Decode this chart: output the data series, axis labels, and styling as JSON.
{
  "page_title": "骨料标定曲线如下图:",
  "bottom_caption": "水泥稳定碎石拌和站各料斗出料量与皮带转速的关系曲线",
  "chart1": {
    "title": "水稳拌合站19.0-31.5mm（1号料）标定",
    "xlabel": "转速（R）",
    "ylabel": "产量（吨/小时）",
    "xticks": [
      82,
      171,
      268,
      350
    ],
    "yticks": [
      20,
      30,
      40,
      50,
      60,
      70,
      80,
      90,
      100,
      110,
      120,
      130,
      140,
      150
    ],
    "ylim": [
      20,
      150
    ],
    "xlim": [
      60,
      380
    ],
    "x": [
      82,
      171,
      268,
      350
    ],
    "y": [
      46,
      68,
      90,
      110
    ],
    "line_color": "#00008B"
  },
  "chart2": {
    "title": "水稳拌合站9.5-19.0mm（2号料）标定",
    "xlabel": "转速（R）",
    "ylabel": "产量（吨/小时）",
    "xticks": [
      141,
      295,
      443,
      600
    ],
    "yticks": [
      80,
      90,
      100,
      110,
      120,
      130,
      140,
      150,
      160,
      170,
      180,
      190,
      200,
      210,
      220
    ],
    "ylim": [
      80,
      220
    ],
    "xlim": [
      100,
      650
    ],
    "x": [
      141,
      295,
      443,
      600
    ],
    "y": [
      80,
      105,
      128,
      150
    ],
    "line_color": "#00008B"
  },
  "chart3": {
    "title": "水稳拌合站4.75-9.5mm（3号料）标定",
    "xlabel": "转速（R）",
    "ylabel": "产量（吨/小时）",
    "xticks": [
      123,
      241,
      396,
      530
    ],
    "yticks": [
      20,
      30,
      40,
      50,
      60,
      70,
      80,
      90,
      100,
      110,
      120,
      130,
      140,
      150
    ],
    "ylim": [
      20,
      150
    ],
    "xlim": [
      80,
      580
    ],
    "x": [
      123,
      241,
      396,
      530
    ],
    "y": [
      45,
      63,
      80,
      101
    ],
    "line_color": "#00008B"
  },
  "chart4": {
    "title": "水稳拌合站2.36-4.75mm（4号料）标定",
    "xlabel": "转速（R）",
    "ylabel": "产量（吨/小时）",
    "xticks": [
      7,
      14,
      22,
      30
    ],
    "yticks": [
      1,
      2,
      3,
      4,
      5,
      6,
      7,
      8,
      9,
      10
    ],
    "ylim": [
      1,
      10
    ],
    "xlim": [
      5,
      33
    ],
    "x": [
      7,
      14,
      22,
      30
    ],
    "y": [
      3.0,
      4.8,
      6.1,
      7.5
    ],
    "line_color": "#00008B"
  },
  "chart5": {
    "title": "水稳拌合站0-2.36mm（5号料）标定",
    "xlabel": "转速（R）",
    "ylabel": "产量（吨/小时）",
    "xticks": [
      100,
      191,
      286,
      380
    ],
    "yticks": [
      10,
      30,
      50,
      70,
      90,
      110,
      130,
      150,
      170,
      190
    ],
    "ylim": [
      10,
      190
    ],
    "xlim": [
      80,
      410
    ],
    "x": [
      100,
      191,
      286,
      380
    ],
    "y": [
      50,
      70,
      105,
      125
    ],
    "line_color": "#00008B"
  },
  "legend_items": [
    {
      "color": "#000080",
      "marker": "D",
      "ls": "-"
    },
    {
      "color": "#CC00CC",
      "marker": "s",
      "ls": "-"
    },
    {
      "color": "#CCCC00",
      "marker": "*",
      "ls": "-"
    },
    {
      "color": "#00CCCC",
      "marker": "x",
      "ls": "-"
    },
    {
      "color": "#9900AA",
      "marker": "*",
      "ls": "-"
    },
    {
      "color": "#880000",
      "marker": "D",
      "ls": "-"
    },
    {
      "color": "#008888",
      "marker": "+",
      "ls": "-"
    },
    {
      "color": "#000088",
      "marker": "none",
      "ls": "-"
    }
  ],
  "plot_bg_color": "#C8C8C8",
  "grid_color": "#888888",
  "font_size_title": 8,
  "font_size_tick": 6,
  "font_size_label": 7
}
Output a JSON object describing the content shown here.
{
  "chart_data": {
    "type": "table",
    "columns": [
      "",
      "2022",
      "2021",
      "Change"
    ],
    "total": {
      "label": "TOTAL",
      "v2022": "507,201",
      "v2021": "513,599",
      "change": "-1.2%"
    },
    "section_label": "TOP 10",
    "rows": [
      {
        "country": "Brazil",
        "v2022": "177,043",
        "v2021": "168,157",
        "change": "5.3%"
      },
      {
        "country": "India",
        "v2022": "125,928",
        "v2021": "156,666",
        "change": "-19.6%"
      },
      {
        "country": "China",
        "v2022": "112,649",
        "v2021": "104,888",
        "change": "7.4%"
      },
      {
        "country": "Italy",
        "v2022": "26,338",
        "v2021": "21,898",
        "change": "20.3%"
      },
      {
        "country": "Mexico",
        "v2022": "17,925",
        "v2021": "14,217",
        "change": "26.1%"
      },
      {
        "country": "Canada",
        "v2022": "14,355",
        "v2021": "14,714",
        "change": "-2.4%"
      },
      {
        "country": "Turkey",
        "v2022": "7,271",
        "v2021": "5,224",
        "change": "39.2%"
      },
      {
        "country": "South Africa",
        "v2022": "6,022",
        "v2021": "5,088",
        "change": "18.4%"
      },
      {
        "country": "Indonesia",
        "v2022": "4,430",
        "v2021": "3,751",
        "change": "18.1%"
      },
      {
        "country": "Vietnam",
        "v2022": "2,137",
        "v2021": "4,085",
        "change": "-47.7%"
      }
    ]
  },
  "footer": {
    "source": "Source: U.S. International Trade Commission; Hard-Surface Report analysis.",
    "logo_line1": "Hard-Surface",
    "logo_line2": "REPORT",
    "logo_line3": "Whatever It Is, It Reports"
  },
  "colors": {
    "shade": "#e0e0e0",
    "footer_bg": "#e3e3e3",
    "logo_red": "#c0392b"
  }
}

+-------+

Written problem: Return the material in full, exactly as shown.

Finished exercise:
Decode this chart: output the data series, axis labels, and styling as JSON.
{
  "page_title": "骨料标定曲线如下图:",
  "bottom_caption": "水泥稳定碎石拌和站各料斗出料量与皮带转速的关系曲线",
  "chart1": {
    "title": "水稳拌合站19.0-31.5mm（1号料）标定",
    "xlabel": "转速（R）",
    "ylabel": "产量（吨/小时）",
    "xticks": [
      82,
      171,
      268,
      350
    ],
    "yticks": [
      20,
      30,
      40,
      50,
      60,
      70,
      80,
      90,
      100,
      110,
      120,
      130,
      140,
      150
    ],
    "ylim": [
      20,
      150
    ],
    "xlim": [
      60,
      380
    ],
    "x": [
      82,
      171,
      268,
      350
    ],
    "y": [
      46,
      68,
      90,
      110
    ],
    "line_color": "#00008B"
  },
  "chart2": {
    "title": "水稳拌合站9.5-19.0mm（2号料）标定",
    "xlabel": "转速（R）",
    "ylabel": "产量（吨/小时）",
    "xticks": [
      141,
      295,
      443,
      600
    ],
    "yticks": [
      80,
      90,
      100,
      110,
      120,
      130,
      140,
      150,
      160,
      170,
      180,
      190,
      200,
      210,
      220
    ],
    "ylim": [
      80,
      220
    ],
    "xlim": [
      100,
      650
    ],
    "x": [
      141,
      295,
      443,
      600
    ],
    "y": [
      80,
      105,
      128,
      150
    ],
    "line_color": "#00008B"
  },
  "chart3": {
    "title": "水稳拌合站4.75-9.5mm（3号料）标定",
    "xlabel": "转速（R）",
    "ylabel": "产量（吨/小时）",
    "xticks": [
      123,
      241,
      396,
      530
    ],
    "yticks": [
      20,
      30,
      40,
      50,
      60,
      70,
      80,
      90,
      100,
      110,
      120,
      130,
      140,
      150
    ],
    "ylim": [
      20,
      150
    ],
    "xlim": [
      80,
      580
    ],
    "x": [
      123,
      241,
      396,
      530
    ],
    "y": [
      45,
      63,
      80,
      101
    ],
    "line_color": "#00008B"
  },
  "chart4": {
    "title": "水稳拌合站2.36-4.75mm（4号料）标定",
    "xlabel": "转速（R）",
    "ylabel": "产量（吨/小时）",
    "xticks": [
      7,
      14,
      22,
      30
    ],
    "yticks": [
      1,
      2,
      3,
      4,
      5,
      6,
      7,
      8,
      9,
      10
    ],
    "ylim": [
      1,
      10
    ],
    "xlim": [
      5,
      33
    ],
    "x": [
      7,
      14,
      22,
      30
    ],
    "y": [
      3.0,
      4.8,
      6.1,
      7.5
    ],
    "line_color": "#00008B"
  },
  "chart5": {
    "title": "水稳拌合站0-2.36mm（5号料）标定",
    "xlabel": "转速（R）",
    "ylabel": "产量（吨/小时）",
    "xticks": [
      100,
      191,
      286,
      380
    ],
    "yticks": [
      10,
      30,
      50,
      70,
      90,
      110,
      130,
      150,
      170,
      190
    ],
    "ylim": [
      10,
      190
    ],
    "xlim": [
      80,
      410
    ],
    "x": [
      100,
      191,
      286,
      380
    ],
    "y": [
      50,
      70,
      105,
      125
    ],
    "line_color": "#00008B"
  },
  "legend_items": [
    {
      "color": "#000080",
      "marker": "D",
      "ls": "-"
    },
    {
      "color": "#CC00CC",
      "marker": "s",
      "ls": "-"
    },
    {
      "color": "#CCCC00",
      "marker": "*",
      "ls": "-"
    },
    {
      "color": "#00CCCC",
      "marker": "x",
      "ls": "-"
    },
    {
      "color": "#9900AA",
      "marker": "*",
      "ls": "-"
    },
    {
      "color": "#880000",
      "marker": "D",
      "ls": "-"
    },
    {
      "color": "#008888",
      "marker": "+",
      "ls": "-"
    },
    {
      "color": "#000088",
      "marker": "none",
      "ls": "-"
    }
  ],
  "plot_bg_color": "#C8C8C8",
  "grid_color": "#888888",
  "font_size_title": 8,
  "font_size_tick": 6,
  "font_size_label": 7
}
Output a JSON object describing the content shown here.
{
  "chart_data": {
    "type": "table",
    "columns": [
      "",
      "2022",
      "2021",
      "Change"
    ],
    "total": {
      "label": "TOTAL",
      "v2022": "507,201",
      "v2021": "513,599",
      "change": "-1.2%"
    },
    "section_label": "TOP 10",
    "rows": [
      {
        "country": "Brazil",
        "v2022": "177,043",
        "v2021": "168,157",
        "change": "5.3%"
      },
      {
        "country": "India",
        "v2022": "125,928",
        "v2021": "156,666",
        "change": "-19.6%"
      },
      {
        "country": "China",
        "v2022": "112,649",
        "v2021": "104,888",
        "change": "7.4%"
      },
      {
        "country": "Italy",
        "v2022": "26,338",
        "v2021": "21,898",
        "change": "20.3%"
      },
      {
        "country": "Mexico",
        "v2022": "17,925",
        "v2021": "14,217",
        "change": "26.1%"
      },
      {
        "country": "Canada",
        "v2022": "14,355",
        "v2021": "14,714",
        "change": "-2.4%"
      },
      {
        "country": "Turkey",
        "v2022": "7,271",
        "v2021": "5,224",
        "change": "39.2%"
      },
      {
        "country": "South Africa",
        "v2022": "6,022",
        "v2021": "5,088",
        "change": "18.4%"
      },
      {
        "country": "Indonesia",
        "v2022": "4,430",
        "v2021": "3,751",
        "change": "18.1%"
      },
      {
        "country": "Vietnam",
        "v2022": "2,137",
        "v2021": "4,085",
        "change": "-47.7%"
      }
    ]
  },
  "footer": {
    "source": "Source: U.S. International Trade Commission; Hard-Surface Report analysis.",
    "logo_line1": "Hard-Surface",
    "logo_line2": "REPORT",
    "logo_line3": "Whatever It Is, It Reports"
  },
  "colors": {
    "shade": "#e0e0e0",
    "footer_bg": "#e3e3e3",
    "logo_red": "#c0392b"
  }
}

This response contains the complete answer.